*THE INPUT*.
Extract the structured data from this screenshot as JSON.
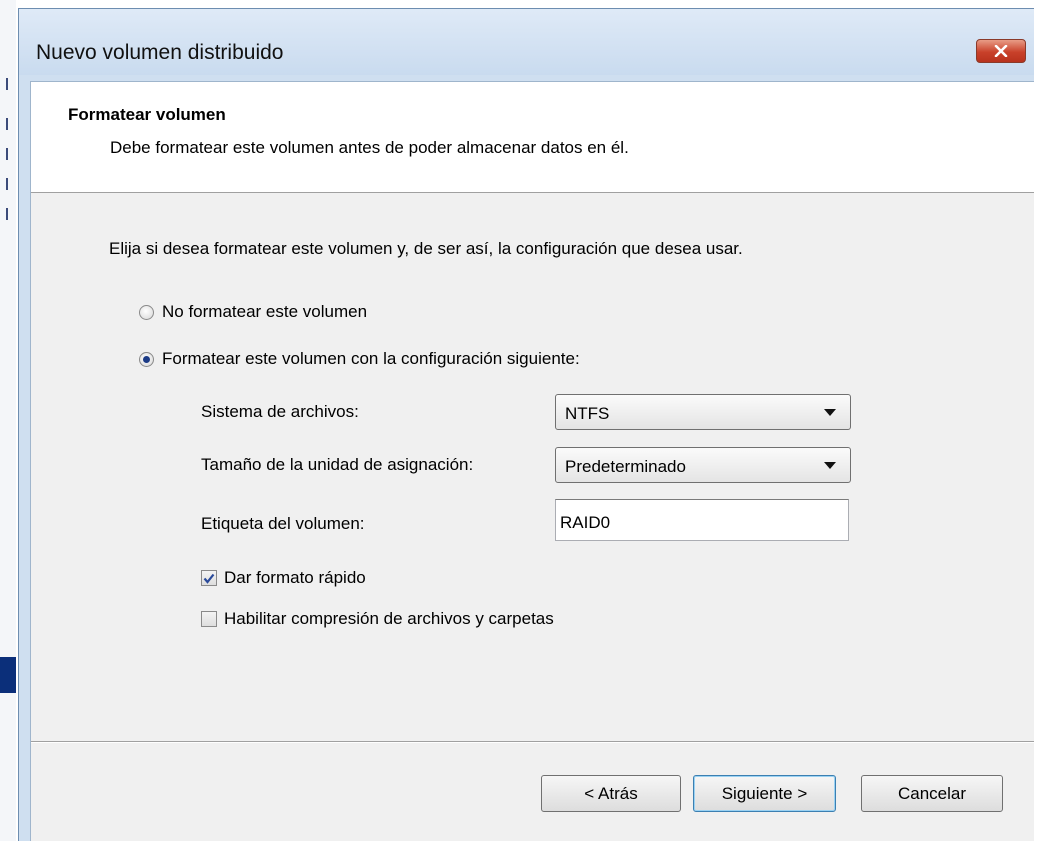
{
  "window": {
    "title": "Nuevo volumen distribuido"
  },
  "header": {
    "title": "Formatear volumen",
    "subtitle": "Debe formatear este volumen antes de poder almacenar datos en él."
  },
  "instruction": "Elija si desea formatear este volumen y, de ser así, la configuración que desea usar.",
  "options": {
    "no_format": {
      "label": "No formatear este volumen",
      "checked": false
    },
    "format": {
      "label": "Formatear este volumen con la configuración siguiente:",
      "checked": true
    }
  },
  "fields": {
    "filesystem": {
      "label": "Sistema de archivos:",
      "value": "NTFS"
    },
    "allocation": {
      "label": "Tamaño de la unidad de asignación:",
      "value": "Predeterminado"
    },
    "volume_label": {
      "label": "Etiqueta del volumen:",
      "value": "RAID0"
    }
  },
  "checkboxes": {
    "quick_format": {
      "label": "Dar formato rápido",
      "checked": true
    },
    "compression": {
      "label": "Habilitar compresión de archivos y carpetas",
      "checked": false
    }
  },
  "buttons": {
    "back": "< Atrás",
    "next": "Siguiente >",
    "cancel": "Cancelar"
  },
  "colors": {
    "title_bar": "#cfdff0",
    "close_button": "#c9412a",
    "radio_dot": "#1c3b86",
    "default_button_border": "#3c7fb1"
  }
}
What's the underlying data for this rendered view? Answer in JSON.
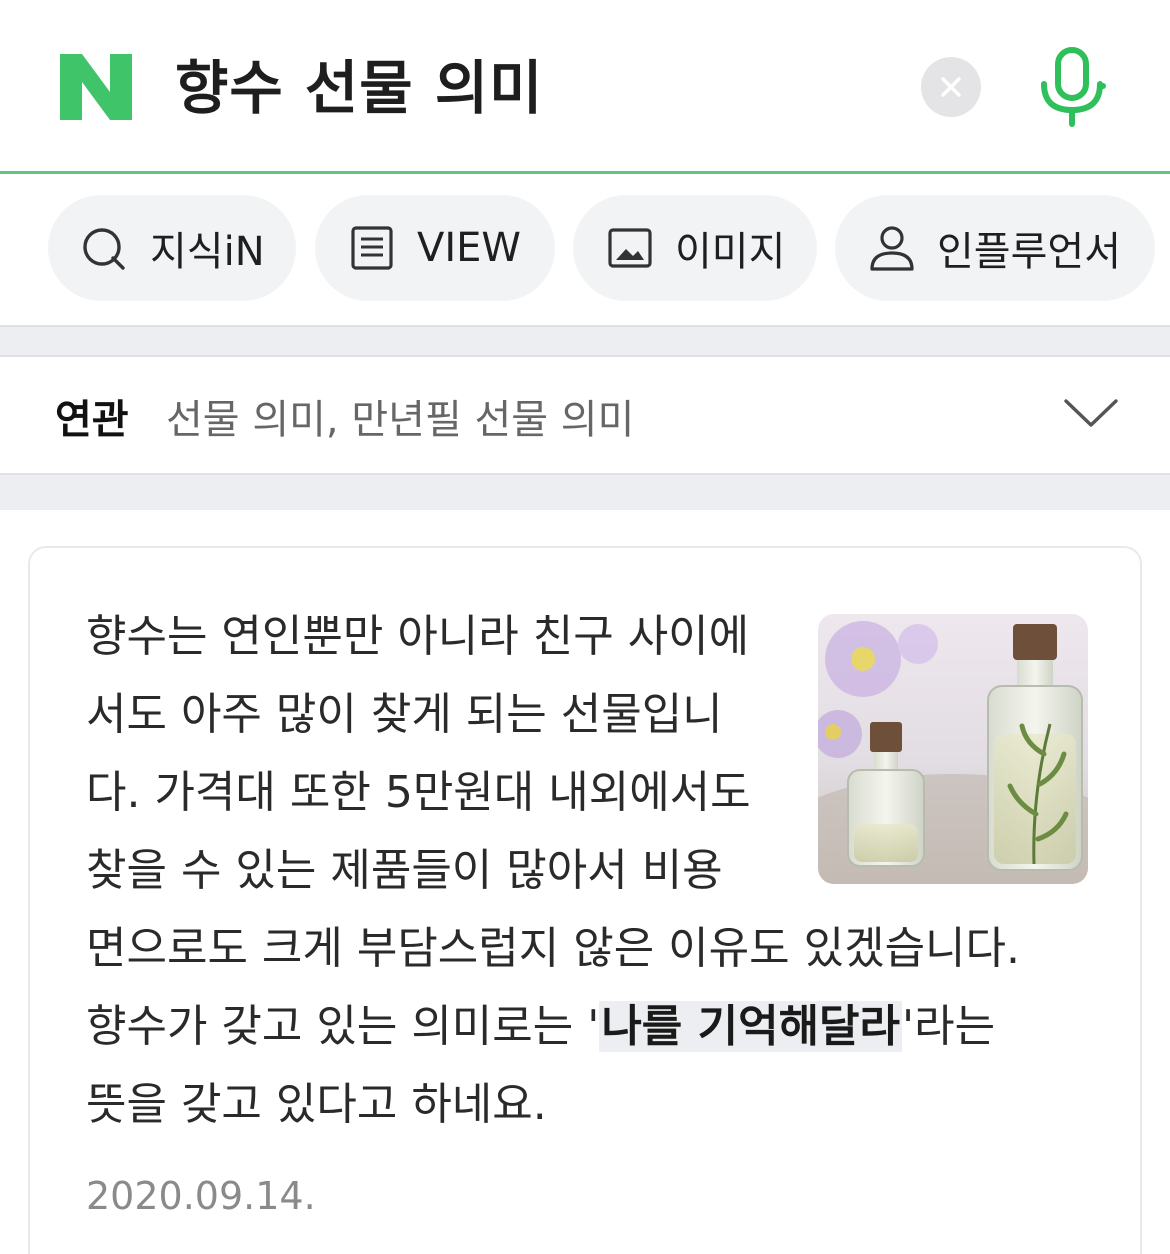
{
  "search": {
    "logo_letter": "N",
    "query": "향수 선물 의미",
    "brand_color": "#03c75a"
  },
  "tabs": [
    {
      "label": "지식iN",
      "icon": "search-icon"
    },
    {
      "label": "VIEW",
      "icon": "document-icon"
    },
    {
      "label": "이미지",
      "icon": "image-icon"
    },
    {
      "label": "인플루언서",
      "icon": "person-icon"
    }
  ],
  "related": {
    "label": "연관",
    "terms": "선물 의미, 만년필 선물 의미"
  },
  "card": {
    "lines": [
      "향수는 연인뿐만 아니라 친구 사이에",
      "서도 아주 많이 찾게 되는 선물입니",
      "다. 가격대 또한 5만원대 내외에서도",
      "찾을 수 있는 제품들이 많아서 비용",
      "면으로도 크게 부담스럽지 않은 이유도 있겠습니다."
    ],
    "line6_before": "향수가 갖고 있는 의미로는 '",
    "line6_highlight": "나를 기억해달라",
    "line6_after": "'라는",
    "line7": "뜻을 갖고 있다고 하네요.",
    "date": "2020.09.14."
  }
}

*THE PROBLEM*.
All of the lines above should be printed exactly, minus the pictures.

*EXPECTED ANSWER*.
Extract the structured data from this screenshot as JSON.
{
  "window": {
    "title": "Nuevo volumen distribuido"
  },
  "header": {
    "title": "Formatear volumen",
    "subtitle": "Debe formatear este volumen antes de poder almacenar datos en él."
  },
  "instruction": "Elija si desea formatear este volumen y, de ser así, la configuración que desea usar.",
  "options": {
    "no_format": {
      "label": "No formatear este volumen",
      "checked": false
    },
    "format": {
      "label": "Formatear este volumen con la configuración siguiente:",
      "checked": true
    }
  },
  "fields": {
    "filesystem": {
      "label": "Sistema de archivos:",
      "value": "NTFS"
    },
    "allocation": {
      "label": "Tamaño de la unidad de asignación:",
      "value": "Predeterminado"
    },
    "volume_label": {
      "label": "Etiqueta del volumen:",
      "value": "RAID0"
    }
  },
  "checkboxes": {
    "quick_format": {
      "label": "Dar formato rápido",
      "checked": true
    },
    "compression": {
      "label": "Habilitar compresión de archivos y carpetas",
      "checked": false
    }
  },
  "buttons": {
    "back": "< Atrás",
    "next": "Siguiente >",
    "cancel": "Cancelar"
  },
  "colors": {
    "title_bar": "#cfdff0",
    "close_button": "#c9412a",
    "radio_dot": "#1c3b86",
    "default_button_border": "#3c7fb1"
  }
}
What's the underlying data for this rendered view? Answer in JSON.
{
  "search": {
    "logo_letter": "N",
    "query": "향수 선물 의미",
    "brand_color": "#03c75a"
  },
  "tabs": [
    {
      "label": "지식iN",
      "icon": "search-icon"
    },
    {
      "label": "VIEW",
      "icon": "document-icon"
    },
    {
      "label": "이미지",
      "icon": "image-icon"
    },
    {
      "label": "인플루언서",
      "icon": "person-icon"
    }
  ],
  "related": {
    "label": "연관",
    "terms": "선물 의미, 만년필 선물 의미"
  },
  "card": {
    "lines": [
      "향수는 연인뿐만 아니라 친구 사이에",
      "서도 아주 많이 찾게 되는 선물입니",
      "다. 가격대 또한 5만원대 내외에서도",
      "찾을 수 있는 제품들이 많아서 비용",
      "면으로도 크게 부담스럽지 않은 이유도 있겠습니다."
    ],
    "line6_before": "향수가 갖고 있는 의미로는 '",
    "line6_highlight": "나를 기억해달라",
    "line6_after": "'라는",
    "line7": "뜻을 갖고 있다고 하네요.",
    "date": "2020.09.14."
  }
}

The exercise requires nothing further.